• _Alıntı metin_:
Marmara fayına iki farklı yaklışım
Abone olBilim adamlarının Marmara Bölgesi'yle ilgili yaptığı deprem tahminleri gün geçtikçe daha farklı bir boyut kazanıyor. Bilim dünyası bu konuda ikiye bölündü...
Bilim adamları, Marmara Denizi'nin tabanının çok parçalı
faylardan oluştuğunu tespit etti. Cam kırığını andıran fayların
"iyiye işaret" olup olmadığı araştırılıyor... İtalyan ve Fransız
gemilerinin 17 Ağustos 1999 depreminin ardından yaptığı
araştırmalara göre, Marmara Denizi kırık bir cam parçasını
andırıyor. Amerikan Jeolojik Araştırmalar Merkezi'nden (USGS) Prof.

Bir koleksiyondan alınmış kayıtlar
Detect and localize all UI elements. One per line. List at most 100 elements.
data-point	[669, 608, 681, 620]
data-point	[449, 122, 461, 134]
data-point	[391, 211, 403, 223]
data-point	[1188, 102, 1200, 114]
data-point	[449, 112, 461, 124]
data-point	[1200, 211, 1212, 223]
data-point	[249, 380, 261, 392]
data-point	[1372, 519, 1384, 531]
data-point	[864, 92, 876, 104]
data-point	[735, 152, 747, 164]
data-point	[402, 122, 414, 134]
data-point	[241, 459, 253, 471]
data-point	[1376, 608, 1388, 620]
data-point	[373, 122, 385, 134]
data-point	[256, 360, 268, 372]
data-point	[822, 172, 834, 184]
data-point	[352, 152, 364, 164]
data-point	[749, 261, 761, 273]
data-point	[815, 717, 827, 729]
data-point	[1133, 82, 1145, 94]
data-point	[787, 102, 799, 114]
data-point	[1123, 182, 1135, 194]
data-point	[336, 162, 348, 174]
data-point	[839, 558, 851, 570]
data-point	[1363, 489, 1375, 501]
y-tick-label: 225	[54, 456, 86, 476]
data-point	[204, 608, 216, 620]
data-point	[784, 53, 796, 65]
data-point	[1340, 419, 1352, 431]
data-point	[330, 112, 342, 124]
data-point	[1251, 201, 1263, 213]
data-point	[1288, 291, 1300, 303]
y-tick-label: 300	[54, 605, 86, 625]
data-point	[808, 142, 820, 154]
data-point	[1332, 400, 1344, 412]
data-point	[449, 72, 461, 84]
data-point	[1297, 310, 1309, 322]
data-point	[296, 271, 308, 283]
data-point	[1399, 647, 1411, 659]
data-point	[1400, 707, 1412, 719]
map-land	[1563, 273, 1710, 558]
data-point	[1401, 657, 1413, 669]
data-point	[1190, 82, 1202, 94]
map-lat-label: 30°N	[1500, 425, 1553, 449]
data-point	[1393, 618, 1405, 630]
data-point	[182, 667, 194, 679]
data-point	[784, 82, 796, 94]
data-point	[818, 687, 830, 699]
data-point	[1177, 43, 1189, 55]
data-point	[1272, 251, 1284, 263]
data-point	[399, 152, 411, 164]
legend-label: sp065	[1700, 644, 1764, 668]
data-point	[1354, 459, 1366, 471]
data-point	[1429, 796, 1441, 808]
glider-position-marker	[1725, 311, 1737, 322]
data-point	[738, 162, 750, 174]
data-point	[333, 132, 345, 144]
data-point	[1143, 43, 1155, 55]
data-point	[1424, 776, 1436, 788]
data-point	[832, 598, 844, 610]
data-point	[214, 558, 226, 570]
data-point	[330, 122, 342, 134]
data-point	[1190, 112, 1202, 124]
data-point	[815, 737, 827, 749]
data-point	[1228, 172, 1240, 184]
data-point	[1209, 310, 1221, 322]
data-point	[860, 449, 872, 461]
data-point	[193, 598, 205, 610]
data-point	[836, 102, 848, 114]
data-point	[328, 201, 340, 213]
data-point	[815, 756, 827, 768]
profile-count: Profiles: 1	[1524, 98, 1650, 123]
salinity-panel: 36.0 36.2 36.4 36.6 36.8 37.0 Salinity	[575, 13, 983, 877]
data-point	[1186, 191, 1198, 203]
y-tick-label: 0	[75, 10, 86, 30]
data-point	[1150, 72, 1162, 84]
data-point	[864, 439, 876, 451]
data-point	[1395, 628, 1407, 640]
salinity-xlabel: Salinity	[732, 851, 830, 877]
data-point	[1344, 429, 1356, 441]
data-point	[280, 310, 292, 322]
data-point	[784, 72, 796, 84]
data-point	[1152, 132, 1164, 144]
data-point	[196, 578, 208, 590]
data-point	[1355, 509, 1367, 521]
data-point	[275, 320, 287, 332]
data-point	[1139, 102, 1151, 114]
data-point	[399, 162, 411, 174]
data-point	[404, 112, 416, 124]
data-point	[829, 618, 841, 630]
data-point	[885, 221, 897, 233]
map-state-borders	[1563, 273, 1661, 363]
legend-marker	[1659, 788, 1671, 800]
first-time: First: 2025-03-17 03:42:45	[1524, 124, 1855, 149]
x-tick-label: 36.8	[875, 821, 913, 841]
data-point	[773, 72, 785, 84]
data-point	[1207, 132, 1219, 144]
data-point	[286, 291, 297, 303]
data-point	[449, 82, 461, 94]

• _Talimat_: Marmara fayıyla ilgili metni kaldığı yerden sürdürün.

• _Yanıt_:
Tom Parsons'un çalışmasında, Kuzey Anadolu Fayı'nın geçtiği Marmara
Denizi ve Anadolu'nun tabanının kırılmış bir cam parçasına
benzediği belirlendi. Cambridge Üniversitesi'nden Prof. James
Jackson, "Cam bir bardak üzerindeki çatlak, hareket ettirildiğinde
nasıl uzar ve kırılmaya uygun hale gelirse, fay hattı da aynı
durumda" dedi. İki farklı görüş TÜBİTAK Yer ve Deniz Bilimleri
Enstitüsü Müdürü Doç. Dr. Ruhi Saatçiler de Marmara'nın tabanının
çok parçalı bir yapıya sahip olduğunu belirterek, şöyle konuştu:
"Fayların böyle parçalı yapıda olması enerjinin boşalımı açısından
iyiye işaret. Ancak 2 görüş vardır. Prof. Celal Şengör ve Prof.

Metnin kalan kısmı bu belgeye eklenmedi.